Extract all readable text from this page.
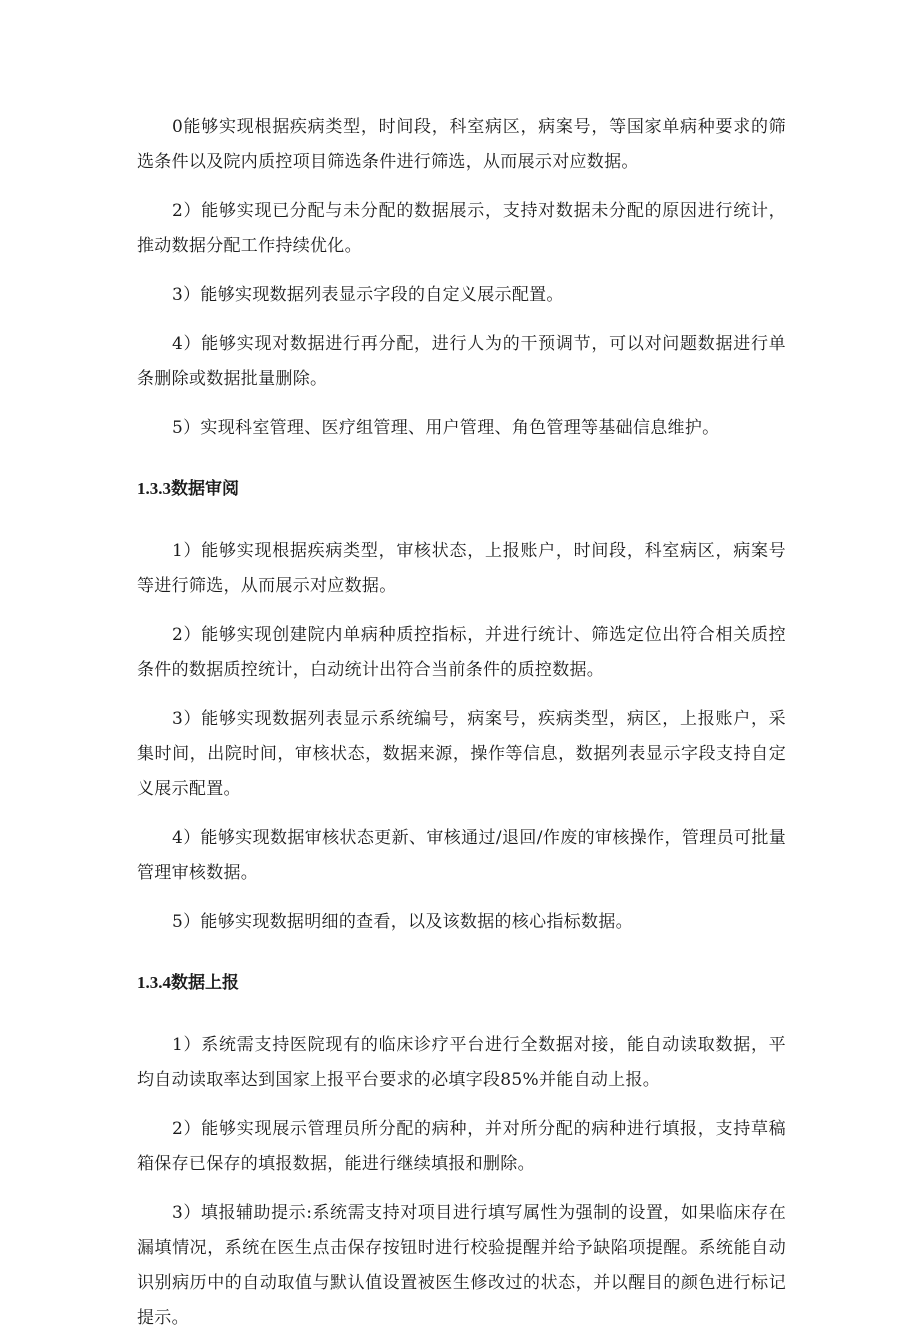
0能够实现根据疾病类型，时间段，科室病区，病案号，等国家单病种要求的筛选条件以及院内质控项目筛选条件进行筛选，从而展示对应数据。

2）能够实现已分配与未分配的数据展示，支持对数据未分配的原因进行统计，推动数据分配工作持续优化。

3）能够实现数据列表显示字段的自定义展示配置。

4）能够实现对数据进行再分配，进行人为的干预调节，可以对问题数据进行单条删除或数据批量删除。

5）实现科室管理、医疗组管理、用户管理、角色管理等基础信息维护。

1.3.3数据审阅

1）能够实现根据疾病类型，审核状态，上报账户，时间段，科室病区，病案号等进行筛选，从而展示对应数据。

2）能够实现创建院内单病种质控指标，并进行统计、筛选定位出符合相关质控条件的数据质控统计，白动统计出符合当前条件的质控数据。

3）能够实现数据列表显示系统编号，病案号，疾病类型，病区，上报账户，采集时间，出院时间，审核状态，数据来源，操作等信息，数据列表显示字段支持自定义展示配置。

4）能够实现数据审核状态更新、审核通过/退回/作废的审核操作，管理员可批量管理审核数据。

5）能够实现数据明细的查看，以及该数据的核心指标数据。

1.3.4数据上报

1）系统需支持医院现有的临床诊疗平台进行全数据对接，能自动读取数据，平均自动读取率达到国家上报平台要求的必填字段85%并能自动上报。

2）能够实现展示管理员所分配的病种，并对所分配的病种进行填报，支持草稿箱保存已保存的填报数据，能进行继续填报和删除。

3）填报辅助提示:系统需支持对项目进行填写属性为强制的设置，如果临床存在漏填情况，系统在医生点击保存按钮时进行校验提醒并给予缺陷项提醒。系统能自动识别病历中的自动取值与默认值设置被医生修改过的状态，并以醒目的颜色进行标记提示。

...

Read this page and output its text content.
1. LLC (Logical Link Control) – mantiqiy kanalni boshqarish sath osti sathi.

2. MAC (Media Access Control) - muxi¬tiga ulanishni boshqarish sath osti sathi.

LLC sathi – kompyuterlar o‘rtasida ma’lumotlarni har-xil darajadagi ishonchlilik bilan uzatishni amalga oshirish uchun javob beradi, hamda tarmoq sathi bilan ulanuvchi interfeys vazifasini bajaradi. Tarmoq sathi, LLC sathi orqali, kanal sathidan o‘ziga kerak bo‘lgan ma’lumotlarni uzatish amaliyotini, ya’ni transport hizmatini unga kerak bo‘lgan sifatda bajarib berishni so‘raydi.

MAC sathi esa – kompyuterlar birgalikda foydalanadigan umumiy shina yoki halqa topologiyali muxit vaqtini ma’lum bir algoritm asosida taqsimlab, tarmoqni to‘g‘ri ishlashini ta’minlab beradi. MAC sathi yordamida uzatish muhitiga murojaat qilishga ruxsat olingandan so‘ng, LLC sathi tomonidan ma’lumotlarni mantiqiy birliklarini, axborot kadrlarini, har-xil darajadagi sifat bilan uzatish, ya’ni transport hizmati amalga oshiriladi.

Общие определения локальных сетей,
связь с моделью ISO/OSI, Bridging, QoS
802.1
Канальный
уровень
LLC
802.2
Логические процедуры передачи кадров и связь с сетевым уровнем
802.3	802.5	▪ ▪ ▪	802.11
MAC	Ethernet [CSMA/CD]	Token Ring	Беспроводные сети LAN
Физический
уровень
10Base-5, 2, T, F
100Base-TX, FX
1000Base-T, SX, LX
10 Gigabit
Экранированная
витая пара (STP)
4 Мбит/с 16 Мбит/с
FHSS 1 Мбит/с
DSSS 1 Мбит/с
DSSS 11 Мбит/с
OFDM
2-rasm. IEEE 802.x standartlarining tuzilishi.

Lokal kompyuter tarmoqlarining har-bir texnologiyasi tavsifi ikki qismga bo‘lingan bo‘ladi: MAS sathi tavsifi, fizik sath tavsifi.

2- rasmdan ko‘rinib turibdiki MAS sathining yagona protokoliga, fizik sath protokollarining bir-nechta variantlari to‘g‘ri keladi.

• _PROBLEM DETAILS_
Go through the listing above and locate each line that holds the word "boshqarish". Copy those lines.

• _TASK RESULT_
1. LLC (Logical Link Control) – mantiqiy kanalni boshqarish sath osti sathi.
2. MAC (Media Access Control) - muxi¬tiga ulanishni boshqarish sath osti sathi.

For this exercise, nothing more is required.